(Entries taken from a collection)

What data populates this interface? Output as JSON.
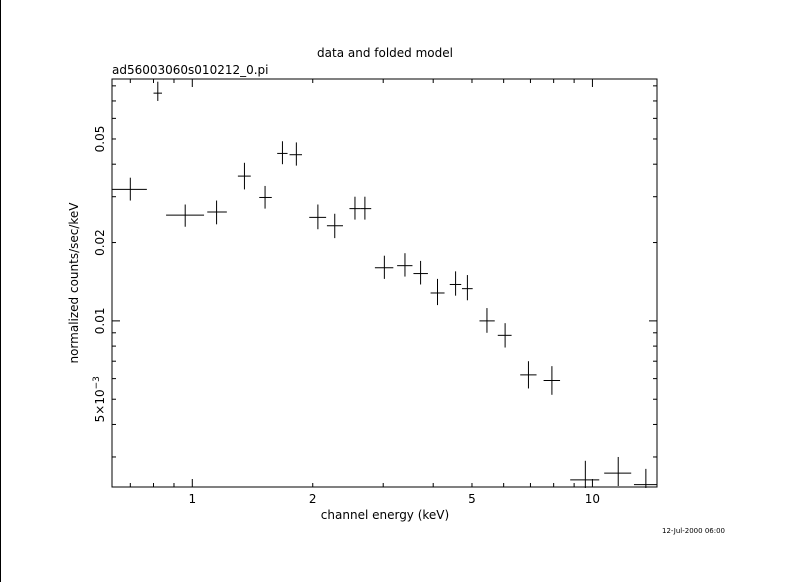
{
  "chart_data": {
    "type": "scatter",
    "title": "data and folded model",
    "subtitle": "ad56003060s010212_0.pi",
    "xlabel": "channel energy (keV)",
    "ylabel": "normalized counts/sec/keV",
    "timestamp": "12-Jul-2000 06:00",
    "x_scale": "log",
    "y_scale": "log",
    "xlim": [
      0.63,
      14.5
    ],
    "ylim": [
      0.0023,
      0.085
    ],
    "x_tick_labels": [
      {
        "value": 1,
        "label": "1"
      },
      {
        "value": 2,
        "label": "2"
      },
      {
        "value": 5,
        "label": "5"
      },
      {
        "value": 10,
        "label": "10"
      }
    ],
    "y_tick_labels": [
      {
        "value": 0.005,
        "label": "5×10",
        "exp": "−3"
      },
      {
        "value": 0.01,
        "label": "0.01"
      },
      {
        "value": 0.02,
        "label": "0.02"
      },
      {
        "value": 0.05,
        "label": "0.05"
      }
    ],
    "series": [
      {
        "points": [
          {
            "x": 0.7,
            "xlo": 0.63,
            "xhi": 0.77,
            "y": 0.032,
            "ylo": 0.029,
            "yhi": 0.0355
          },
          {
            "x": 0.82,
            "xlo": 0.8,
            "xhi": 0.84,
            "y": 0.075,
            "ylo": 0.07,
            "yhi": 0.083
          },
          {
            "x": 0.96,
            "xlo": 0.86,
            "xhi": 1.07,
            "y": 0.0255,
            "ylo": 0.023,
            "yhi": 0.028
          },
          {
            "x": 1.15,
            "xlo": 1.09,
            "xhi": 1.22,
            "y": 0.0262,
            "ylo": 0.0235,
            "yhi": 0.029
          },
          {
            "x": 1.35,
            "xlo": 1.3,
            "xhi": 1.4,
            "y": 0.036,
            "ylo": 0.032,
            "yhi": 0.0405
          },
          {
            "x": 1.52,
            "xlo": 1.47,
            "xhi": 1.58,
            "y": 0.0298,
            "ylo": 0.027,
            "yhi": 0.033
          },
          {
            "x": 1.68,
            "xlo": 1.63,
            "xhi": 1.73,
            "y": 0.044,
            "ylo": 0.04,
            "yhi": 0.049
          },
          {
            "x": 1.82,
            "xlo": 1.75,
            "xhi": 1.88,
            "y": 0.0435,
            "ylo": 0.0395,
            "yhi": 0.0485
          },
          {
            "x": 2.06,
            "xlo": 1.96,
            "xhi": 2.16,
            "y": 0.025,
            "ylo": 0.0225,
            "yhi": 0.028
          },
          {
            "x": 2.27,
            "xlo": 2.17,
            "xhi": 2.38,
            "y": 0.0232,
            "ylo": 0.0208,
            "yhi": 0.0258
          },
          {
            "x": 2.55,
            "xlo": 2.47,
            "xhi": 2.63,
            "y": 0.027,
            "ylo": 0.0245,
            "yhi": 0.03
          },
          {
            "x": 2.7,
            "xlo": 2.63,
            "xhi": 2.8,
            "y": 0.027,
            "ylo": 0.0245,
            "yhi": 0.03
          },
          {
            "x": 3.02,
            "xlo": 2.86,
            "xhi": 3.18,
            "y": 0.016,
            "ylo": 0.0145,
            "yhi": 0.0178
          },
          {
            "x": 3.4,
            "xlo": 3.25,
            "xhi": 3.55,
            "y": 0.0163,
            "ylo": 0.0148,
            "yhi": 0.0182
          },
          {
            "x": 3.72,
            "xlo": 3.57,
            "xhi": 3.88,
            "y": 0.0152,
            "ylo": 0.0138,
            "yhi": 0.017
          },
          {
            "x": 4.1,
            "xlo": 3.94,
            "xhi": 4.27,
            "y": 0.0128,
            "ylo": 0.0115,
            "yhi": 0.0145
          },
          {
            "x": 4.55,
            "xlo": 4.4,
            "xhi": 4.7,
            "y": 0.0138,
            "ylo": 0.0125,
            "yhi": 0.0155
          },
          {
            "x": 4.87,
            "xlo": 4.72,
            "xhi": 5.02,
            "y": 0.0133,
            "ylo": 0.012,
            "yhi": 0.015
          },
          {
            "x": 5.45,
            "xlo": 5.22,
            "xhi": 5.7,
            "y": 0.01,
            "ylo": 0.009,
            "yhi": 0.0112
          },
          {
            "x": 6.05,
            "xlo": 5.8,
            "xhi": 6.28,
            "y": 0.0088,
            "ylo": 0.0079,
            "yhi": 0.0098
          },
          {
            "x": 6.92,
            "xlo": 6.6,
            "xhi": 7.25,
            "y": 0.0062,
            "ylo": 0.0055,
            "yhi": 0.007
          },
          {
            "x": 7.92,
            "xlo": 7.55,
            "xhi": 8.3,
            "y": 0.0059,
            "ylo": 0.0052,
            "yhi": 0.0067
          },
          {
            "x": 9.6,
            "xlo": 8.8,
            "xhi": 10.4,
            "y": 0.00245,
            "ylo": 0.00228,
            "yhi": 0.0029
          },
          {
            "x": 11.6,
            "xlo": 10.7,
            "xhi": 12.5,
            "y": 0.0026,
            "ylo": 0.00232,
            "yhi": 0.003
          },
          {
            "x": 13.6,
            "xlo": 12.7,
            "xhi": 14.5,
            "y": 0.00235,
            "ylo": 0.00228,
            "yhi": 0.0027
          }
        ]
      }
    ]
  }
}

-- REQUIRED WORK --
Skip the pictures, then retype every line above exactly.

-- COMPLETED EXERCISE --
What data populates this interface? Output as JSON.
{
  "chart_data": {
    "type": "scatter",
    "title": "data and folded model",
    "subtitle": "ad56003060s010212_0.pi",
    "xlabel": "channel energy (keV)",
    "ylabel": "normalized counts/sec/keV",
    "timestamp": "12-Jul-2000 06:00",
    "x_scale": "log",
    "y_scale": "log",
    "xlim": [
      0.63,
      14.5
    ],
    "ylim": [
      0.0023,
      0.085
    ],
    "x_tick_labels": [
      {
        "value": 1,
        "label": "1"
      },
      {
        "value": 2,
        "label": "2"
      },
      {
        "value": 5,
        "label": "5"
      },
      {
        "value": 10,
        "label": "10"
      }
    ],
    "y_tick_labels": [
      {
        "value": 0.005,
        "label": "5×10",
        "exp": "−3"
      },
      {
        "value": 0.01,
        "label": "0.01"
      },
      {
        "value": 0.02,
        "label": "0.02"
      },
      {
        "value": 0.05,
        "label": "0.05"
      }
    ],
    "series": [
      {
        "points": [
          {
            "x": 0.7,
            "xlo": 0.63,
            "xhi": 0.77,
            "y": 0.032,
            "ylo": 0.029,
            "yhi": 0.0355
          },
          {
            "x": 0.82,
            "xlo": 0.8,
            "xhi": 0.84,
            "y": 0.075,
            "ylo": 0.07,
            "yhi": 0.083
          },
          {
            "x": 0.96,
            "xlo": 0.86,
            "xhi": 1.07,
            "y": 0.0255,
            "ylo": 0.023,
            "yhi": 0.028
          },
          {
            "x": 1.15,
            "xlo": 1.09,
            "xhi": 1.22,
            "y": 0.0262,
            "ylo": 0.0235,
            "yhi": 0.029
          },
          {
            "x": 1.35,
            "xlo": 1.3,
            "xhi": 1.4,
            "y": 0.036,
            "ylo": 0.032,
            "yhi": 0.0405
          },
          {
            "x": 1.52,
            "xlo": 1.47,
            "xhi": 1.58,
            "y": 0.0298,
            "ylo": 0.027,
            "yhi": 0.033
          },
          {
            "x": 1.68,
            "xlo": 1.63,
            "xhi": 1.73,
            "y": 0.044,
            "ylo": 0.04,
            "yhi": 0.049
          },
          {
            "x": 1.82,
            "xlo": 1.75,
            "xhi": 1.88,
            "y": 0.0435,
            "ylo": 0.0395,
            "yhi": 0.0485
          },
          {
            "x": 2.06,
            "xlo": 1.96,
            "xhi": 2.16,
            "y": 0.025,
            "ylo": 0.0225,
            "yhi": 0.028
          },
          {
            "x": 2.27,
            "xlo": 2.17,
            "xhi": 2.38,
            "y": 0.0232,
            "ylo": 0.0208,
            "yhi": 0.0258
          },
          {
            "x": 2.55,
            "xlo": 2.47,
            "xhi": 2.63,
            "y": 0.027,
            "ylo": 0.0245,
            "yhi": 0.03
          },
          {
            "x": 2.7,
            "xlo": 2.63,
            "xhi": 2.8,
            "y": 0.027,
            "ylo": 0.0245,
            "yhi": 0.03
          },
          {
            "x": 3.02,
            "xlo": 2.86,
            "xhi": 3.18,
            "y": 0.016,
            "ylo": 0.0145,
            "yhi": 0.0178
          },
          {
            "x": 3.4,
            "xlo": 3.25,
            "xhi": 3.55,
            "y": 0.0163,
            "ylo": 0.0148,
            "yhi": 0.0182
          },
          {
            "x": 3.72,
            "xlo": 3.57,
            "xhi": 3.88,
            "y": 0.0152,
            "ylo": 0.0138,
            "yhi": 0.017
          },
          {
            "x": 4.1,
            "xlo": 3.94,
            "xhi": 4.27,
            "y": 0.0128,
            "ylo": 0.0115,
            "yhi": 0.0145
          },
          {
            "x": 4.55,
            "xlo": 4.4,
            "xhi": 4.7,
            "y": 0.0138,
            "ylo": 0.0125,
            "yhi": 0.0155
          },
          {
            "x": 4.87,
            "xlo": 4.72,
            "xhi": 5.02,
            "y": 0.0133,
            "ylo": 0.012,
            "yhi": 0.015
          },
          {
            "x": 5.45,
            "xlo": 5.22,
            "xhi": 5.7,
            "y": 0.01,
            "ylo": 0.009,
            "yhi": 0.0112
          },
          {
            "x": 6.05,
            "xlo": 5.8,
            "xhi": 6.28,
            "y": 0.0088,
            "ylo": 0.0079,
            "yhi": 0.0098
          },
          {
            "x": 6.92,
            "xlo": 6.6,
            "xhi": 7.25,
            "y": 0.0062,
            "ylo": 0.0055,
            "yhi": 0.007
          },
          {
            "x": 7.92,
            "xlo": 7.55,
            "xhi": 8.3,
            "y": 0.0059,
            "ylo": 0.0052,
            "yhi": 0.0067
          },
          {
            "x": 9.6,
            "xlo": 8.8,
            "xhi": 10.4,
            "y": 0.00245,
            "ylo": 0.00228,
            "yhi": 0.0029
          },
          {
            "x": 11.6,
            "xlo": 10.7,
            "xhi": 12.5,
            "y": 0.0026,
            "ylo": 0.00232,
            "yhi": 0.003
          },
          {
            "x": 13.6,
            "xlo": 12.7,
            "xhi": 14.5,
            "y": 0.00235,
            "ylo": 0.00228,
            "yhi": 0.0027
          }
        ]
      }
    ]
  }
}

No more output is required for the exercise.